Collected data entries
===============
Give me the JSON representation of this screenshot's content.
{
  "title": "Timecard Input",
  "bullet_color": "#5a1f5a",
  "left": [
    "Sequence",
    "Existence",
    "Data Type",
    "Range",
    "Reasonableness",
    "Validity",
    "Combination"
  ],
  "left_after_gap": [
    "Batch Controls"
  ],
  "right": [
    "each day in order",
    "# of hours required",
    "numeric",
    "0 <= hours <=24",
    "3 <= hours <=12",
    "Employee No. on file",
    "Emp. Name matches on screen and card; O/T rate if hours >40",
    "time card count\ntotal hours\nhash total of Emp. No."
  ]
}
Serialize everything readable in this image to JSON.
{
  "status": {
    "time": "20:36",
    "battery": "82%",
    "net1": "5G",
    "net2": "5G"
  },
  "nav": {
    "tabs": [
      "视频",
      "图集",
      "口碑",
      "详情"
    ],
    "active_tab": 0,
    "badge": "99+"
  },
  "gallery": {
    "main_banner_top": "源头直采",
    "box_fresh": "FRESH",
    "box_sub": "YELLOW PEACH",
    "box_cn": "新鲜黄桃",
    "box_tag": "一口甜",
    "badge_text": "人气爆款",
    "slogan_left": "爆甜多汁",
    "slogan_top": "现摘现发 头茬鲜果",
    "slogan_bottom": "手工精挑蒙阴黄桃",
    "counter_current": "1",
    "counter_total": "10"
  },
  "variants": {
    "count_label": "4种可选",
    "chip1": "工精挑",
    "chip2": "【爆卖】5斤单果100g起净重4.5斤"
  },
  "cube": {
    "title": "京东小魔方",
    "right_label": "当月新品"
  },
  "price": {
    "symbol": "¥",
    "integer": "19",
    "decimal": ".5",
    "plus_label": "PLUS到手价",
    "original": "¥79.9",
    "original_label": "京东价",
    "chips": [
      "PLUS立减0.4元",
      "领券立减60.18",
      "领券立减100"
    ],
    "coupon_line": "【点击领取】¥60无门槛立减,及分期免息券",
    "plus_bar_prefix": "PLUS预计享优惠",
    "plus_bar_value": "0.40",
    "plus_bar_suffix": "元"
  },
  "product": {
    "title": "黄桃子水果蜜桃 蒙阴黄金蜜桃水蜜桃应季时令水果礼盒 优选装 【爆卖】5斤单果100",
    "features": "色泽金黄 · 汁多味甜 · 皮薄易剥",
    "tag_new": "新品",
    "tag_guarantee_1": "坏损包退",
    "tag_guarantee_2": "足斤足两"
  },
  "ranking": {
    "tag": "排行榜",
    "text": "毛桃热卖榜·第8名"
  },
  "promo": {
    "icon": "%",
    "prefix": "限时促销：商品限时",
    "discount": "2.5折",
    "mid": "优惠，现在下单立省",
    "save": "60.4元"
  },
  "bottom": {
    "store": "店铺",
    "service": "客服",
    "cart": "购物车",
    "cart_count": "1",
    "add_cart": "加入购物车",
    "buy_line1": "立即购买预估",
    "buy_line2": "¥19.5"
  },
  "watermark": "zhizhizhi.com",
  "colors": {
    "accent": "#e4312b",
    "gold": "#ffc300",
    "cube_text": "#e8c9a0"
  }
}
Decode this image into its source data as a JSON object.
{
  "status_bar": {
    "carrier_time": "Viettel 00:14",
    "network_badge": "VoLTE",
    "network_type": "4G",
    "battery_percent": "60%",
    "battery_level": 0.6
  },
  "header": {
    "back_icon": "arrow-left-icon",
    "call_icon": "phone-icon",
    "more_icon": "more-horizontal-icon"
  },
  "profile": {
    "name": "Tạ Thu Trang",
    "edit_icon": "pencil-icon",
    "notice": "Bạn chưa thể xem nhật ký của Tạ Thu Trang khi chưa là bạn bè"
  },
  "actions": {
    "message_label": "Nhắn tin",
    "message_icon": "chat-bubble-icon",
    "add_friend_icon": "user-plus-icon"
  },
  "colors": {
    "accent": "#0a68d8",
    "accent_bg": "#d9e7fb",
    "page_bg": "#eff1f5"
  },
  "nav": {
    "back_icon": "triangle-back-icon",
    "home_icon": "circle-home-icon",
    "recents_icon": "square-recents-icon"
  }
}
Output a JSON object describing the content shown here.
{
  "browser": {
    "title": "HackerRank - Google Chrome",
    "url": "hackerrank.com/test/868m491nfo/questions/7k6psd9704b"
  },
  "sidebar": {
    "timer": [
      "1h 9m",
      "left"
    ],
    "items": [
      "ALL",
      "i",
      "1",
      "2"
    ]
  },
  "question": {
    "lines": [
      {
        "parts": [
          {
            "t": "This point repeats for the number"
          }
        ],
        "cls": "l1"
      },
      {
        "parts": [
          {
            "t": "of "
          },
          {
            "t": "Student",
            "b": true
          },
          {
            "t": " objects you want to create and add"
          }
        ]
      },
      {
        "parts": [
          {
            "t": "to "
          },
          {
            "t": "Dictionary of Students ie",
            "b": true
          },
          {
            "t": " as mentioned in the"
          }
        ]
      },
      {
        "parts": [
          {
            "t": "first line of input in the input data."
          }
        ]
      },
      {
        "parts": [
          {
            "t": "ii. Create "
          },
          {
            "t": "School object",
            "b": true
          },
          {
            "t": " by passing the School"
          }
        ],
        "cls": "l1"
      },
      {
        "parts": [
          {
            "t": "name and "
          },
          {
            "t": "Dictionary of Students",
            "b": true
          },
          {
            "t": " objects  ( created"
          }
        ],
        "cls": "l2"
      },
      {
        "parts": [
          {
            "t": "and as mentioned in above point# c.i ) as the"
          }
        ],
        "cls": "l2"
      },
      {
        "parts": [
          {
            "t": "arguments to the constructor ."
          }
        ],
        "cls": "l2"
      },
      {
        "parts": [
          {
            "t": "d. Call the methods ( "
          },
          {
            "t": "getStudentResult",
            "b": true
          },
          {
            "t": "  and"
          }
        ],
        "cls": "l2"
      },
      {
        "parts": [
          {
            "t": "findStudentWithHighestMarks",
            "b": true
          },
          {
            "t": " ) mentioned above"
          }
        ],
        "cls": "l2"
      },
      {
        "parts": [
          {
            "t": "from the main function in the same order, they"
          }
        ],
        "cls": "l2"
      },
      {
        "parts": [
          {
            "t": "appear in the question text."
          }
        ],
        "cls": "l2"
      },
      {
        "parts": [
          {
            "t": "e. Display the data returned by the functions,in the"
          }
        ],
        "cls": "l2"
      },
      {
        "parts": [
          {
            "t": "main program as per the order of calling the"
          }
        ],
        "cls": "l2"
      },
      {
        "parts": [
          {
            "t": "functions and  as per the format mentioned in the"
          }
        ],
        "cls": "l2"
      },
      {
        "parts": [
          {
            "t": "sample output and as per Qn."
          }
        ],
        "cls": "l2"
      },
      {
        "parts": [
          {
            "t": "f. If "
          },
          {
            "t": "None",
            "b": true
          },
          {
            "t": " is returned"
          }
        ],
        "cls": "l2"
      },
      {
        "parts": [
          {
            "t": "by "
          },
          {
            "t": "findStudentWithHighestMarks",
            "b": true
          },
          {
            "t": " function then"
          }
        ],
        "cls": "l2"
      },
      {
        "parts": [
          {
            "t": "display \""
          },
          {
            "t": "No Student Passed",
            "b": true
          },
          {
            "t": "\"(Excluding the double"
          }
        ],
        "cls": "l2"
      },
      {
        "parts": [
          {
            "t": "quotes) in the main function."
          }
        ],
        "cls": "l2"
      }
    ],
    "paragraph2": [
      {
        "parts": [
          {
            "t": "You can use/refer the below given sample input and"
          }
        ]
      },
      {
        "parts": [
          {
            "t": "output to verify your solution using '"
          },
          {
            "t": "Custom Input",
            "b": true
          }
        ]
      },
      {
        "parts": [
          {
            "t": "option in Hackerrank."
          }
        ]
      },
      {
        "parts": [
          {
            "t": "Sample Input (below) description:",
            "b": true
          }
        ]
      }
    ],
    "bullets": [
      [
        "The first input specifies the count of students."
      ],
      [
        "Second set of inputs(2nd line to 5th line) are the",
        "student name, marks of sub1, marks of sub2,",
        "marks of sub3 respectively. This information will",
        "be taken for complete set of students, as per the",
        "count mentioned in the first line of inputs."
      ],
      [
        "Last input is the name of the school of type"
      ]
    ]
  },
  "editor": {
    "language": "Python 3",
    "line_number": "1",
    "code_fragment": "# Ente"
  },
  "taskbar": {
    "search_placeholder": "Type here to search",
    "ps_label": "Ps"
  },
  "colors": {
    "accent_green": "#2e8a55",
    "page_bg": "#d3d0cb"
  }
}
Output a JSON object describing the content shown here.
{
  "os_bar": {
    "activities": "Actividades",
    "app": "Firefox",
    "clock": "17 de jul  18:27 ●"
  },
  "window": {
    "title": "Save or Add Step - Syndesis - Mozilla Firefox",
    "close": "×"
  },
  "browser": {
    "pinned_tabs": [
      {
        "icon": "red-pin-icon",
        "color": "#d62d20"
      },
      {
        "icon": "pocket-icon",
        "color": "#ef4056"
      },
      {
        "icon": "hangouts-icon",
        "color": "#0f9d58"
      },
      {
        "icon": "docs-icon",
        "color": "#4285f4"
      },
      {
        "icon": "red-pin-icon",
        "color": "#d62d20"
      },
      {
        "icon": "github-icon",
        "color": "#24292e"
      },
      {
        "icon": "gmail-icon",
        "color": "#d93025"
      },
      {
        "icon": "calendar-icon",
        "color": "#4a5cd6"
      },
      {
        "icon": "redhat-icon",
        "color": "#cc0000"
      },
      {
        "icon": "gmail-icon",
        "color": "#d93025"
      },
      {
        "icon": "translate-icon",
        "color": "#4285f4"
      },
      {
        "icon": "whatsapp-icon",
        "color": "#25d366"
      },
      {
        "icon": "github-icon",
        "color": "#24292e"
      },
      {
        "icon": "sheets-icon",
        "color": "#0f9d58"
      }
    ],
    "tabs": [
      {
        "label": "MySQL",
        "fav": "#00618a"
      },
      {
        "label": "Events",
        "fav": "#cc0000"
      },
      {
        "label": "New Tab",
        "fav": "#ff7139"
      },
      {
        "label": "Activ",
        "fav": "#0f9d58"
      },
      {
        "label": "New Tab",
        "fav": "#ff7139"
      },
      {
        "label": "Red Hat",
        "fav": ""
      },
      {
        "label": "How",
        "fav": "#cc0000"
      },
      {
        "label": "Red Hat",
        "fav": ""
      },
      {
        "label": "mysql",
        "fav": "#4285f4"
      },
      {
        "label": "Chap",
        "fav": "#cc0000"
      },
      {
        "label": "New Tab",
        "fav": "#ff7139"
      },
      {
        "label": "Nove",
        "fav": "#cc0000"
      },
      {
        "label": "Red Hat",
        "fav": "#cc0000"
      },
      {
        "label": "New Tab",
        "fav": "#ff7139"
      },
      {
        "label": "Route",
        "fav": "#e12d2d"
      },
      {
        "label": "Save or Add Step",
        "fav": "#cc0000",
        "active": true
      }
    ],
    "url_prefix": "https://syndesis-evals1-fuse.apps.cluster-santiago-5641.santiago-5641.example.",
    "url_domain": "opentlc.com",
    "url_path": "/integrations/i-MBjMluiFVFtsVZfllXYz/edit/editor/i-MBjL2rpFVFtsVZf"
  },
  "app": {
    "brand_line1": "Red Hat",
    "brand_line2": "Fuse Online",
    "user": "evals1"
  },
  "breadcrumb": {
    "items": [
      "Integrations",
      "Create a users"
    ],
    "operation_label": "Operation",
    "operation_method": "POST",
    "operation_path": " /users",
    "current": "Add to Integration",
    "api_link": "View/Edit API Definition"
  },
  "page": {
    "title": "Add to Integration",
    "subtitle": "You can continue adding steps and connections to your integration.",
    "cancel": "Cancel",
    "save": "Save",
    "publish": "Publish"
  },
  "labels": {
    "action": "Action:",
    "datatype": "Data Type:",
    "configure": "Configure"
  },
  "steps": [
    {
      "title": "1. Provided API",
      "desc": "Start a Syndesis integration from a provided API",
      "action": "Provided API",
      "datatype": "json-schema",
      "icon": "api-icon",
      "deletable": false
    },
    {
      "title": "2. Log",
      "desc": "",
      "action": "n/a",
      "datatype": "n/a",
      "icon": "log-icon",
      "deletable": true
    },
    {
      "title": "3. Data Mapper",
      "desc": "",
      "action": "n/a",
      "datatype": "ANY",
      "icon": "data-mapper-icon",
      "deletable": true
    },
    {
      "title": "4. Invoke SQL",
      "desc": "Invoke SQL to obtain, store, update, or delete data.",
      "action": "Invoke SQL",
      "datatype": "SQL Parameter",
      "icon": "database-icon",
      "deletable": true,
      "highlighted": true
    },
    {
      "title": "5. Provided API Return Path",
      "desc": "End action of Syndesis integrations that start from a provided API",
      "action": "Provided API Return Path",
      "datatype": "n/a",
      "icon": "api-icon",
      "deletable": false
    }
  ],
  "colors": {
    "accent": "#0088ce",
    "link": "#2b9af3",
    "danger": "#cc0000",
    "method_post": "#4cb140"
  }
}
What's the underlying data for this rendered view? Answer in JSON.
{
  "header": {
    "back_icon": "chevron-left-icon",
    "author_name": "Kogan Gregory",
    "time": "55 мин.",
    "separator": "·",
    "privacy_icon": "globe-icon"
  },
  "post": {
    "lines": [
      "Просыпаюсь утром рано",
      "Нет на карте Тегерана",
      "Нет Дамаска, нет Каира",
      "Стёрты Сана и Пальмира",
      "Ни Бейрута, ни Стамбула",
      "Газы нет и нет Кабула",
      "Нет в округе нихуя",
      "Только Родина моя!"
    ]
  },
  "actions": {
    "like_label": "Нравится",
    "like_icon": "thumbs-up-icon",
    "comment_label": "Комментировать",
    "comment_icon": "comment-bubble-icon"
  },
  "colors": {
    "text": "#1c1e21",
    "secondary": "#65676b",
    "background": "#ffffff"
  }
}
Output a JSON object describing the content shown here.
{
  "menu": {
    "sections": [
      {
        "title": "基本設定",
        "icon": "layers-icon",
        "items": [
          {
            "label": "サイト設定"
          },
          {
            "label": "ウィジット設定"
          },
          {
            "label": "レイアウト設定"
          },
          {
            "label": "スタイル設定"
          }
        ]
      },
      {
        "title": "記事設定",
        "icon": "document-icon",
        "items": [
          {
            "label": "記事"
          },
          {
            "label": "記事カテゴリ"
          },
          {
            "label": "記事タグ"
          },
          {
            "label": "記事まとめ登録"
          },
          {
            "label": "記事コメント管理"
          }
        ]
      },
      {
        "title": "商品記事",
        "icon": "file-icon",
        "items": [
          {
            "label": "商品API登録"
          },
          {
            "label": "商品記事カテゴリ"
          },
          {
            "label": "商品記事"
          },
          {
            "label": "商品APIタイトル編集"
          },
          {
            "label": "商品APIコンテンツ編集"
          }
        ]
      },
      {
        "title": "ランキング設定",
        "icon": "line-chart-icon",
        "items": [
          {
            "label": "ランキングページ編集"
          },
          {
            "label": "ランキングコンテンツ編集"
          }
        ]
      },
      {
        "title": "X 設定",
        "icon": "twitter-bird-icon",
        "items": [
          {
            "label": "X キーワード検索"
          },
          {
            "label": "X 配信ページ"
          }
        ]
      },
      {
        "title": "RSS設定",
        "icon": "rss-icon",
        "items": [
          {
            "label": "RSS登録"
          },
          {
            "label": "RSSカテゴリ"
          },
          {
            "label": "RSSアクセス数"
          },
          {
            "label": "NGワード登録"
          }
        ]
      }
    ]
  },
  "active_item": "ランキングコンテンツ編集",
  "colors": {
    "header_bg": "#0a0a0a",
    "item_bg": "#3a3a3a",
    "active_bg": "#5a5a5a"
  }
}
===============
- **Your instructions**:
Scan the entries above. Copy each line that has the string "bubble".

- **Written answer**:
    "message_icon": "chat-bubble-icon",
    "comment_icon": "comment-bubble-icon"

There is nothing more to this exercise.